*REQUIREMENT*
Identify every line in the records below that contains the word "Thank", and copy each of those lines.

*AVAILABLE RECORDS*
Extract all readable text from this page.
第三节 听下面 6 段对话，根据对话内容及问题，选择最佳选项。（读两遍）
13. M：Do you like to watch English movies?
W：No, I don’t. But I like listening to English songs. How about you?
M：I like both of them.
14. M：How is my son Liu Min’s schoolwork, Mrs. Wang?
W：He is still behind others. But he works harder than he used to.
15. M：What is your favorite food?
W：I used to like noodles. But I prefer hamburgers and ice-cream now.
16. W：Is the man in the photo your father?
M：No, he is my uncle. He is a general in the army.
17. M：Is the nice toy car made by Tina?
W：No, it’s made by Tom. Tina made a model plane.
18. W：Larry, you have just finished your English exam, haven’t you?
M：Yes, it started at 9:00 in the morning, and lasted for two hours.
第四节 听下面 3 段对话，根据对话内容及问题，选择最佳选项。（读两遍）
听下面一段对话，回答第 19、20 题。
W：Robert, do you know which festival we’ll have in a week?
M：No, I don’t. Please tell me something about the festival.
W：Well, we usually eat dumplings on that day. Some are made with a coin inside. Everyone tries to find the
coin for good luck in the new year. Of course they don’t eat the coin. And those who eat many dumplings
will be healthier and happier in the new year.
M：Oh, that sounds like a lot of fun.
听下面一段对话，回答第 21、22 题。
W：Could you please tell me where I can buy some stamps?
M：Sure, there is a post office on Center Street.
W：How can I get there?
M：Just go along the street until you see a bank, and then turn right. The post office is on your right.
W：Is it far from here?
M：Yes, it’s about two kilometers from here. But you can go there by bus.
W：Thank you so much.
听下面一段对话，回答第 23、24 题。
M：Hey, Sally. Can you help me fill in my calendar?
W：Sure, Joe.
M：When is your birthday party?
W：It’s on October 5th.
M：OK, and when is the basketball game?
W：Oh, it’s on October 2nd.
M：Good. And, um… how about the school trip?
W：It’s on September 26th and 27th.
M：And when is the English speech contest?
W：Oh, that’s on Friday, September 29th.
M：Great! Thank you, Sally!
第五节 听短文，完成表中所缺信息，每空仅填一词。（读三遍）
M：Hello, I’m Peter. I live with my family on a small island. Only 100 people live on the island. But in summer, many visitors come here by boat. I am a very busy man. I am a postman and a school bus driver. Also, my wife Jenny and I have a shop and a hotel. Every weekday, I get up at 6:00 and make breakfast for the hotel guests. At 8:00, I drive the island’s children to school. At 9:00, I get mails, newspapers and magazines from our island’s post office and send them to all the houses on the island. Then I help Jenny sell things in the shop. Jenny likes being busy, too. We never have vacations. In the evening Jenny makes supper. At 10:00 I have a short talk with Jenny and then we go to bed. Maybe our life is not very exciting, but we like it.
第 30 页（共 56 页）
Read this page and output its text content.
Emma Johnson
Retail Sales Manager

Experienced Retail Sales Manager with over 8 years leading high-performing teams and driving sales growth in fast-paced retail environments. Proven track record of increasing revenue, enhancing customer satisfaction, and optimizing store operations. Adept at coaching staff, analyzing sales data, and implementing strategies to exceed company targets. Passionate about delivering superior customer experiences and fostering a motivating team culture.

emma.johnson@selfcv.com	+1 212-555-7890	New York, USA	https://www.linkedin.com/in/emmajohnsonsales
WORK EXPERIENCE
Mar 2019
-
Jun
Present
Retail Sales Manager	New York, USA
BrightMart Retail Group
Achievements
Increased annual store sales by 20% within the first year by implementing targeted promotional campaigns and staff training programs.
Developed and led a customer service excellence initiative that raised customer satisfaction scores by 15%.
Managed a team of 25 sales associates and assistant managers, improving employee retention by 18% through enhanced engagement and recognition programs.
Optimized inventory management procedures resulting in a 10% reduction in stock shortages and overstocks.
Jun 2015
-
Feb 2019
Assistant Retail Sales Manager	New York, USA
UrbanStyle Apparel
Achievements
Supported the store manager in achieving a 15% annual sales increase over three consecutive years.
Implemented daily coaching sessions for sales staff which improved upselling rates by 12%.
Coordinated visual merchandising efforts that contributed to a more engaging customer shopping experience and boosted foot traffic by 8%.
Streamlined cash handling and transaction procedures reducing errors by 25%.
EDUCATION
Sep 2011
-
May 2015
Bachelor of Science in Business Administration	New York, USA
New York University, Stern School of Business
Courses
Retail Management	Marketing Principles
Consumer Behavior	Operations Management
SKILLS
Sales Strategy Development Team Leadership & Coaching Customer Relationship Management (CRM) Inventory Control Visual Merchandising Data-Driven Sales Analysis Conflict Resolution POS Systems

*RESPONSE TO THIS TASK*
W：Thank you so much.
M：Great! Thank you, Sally!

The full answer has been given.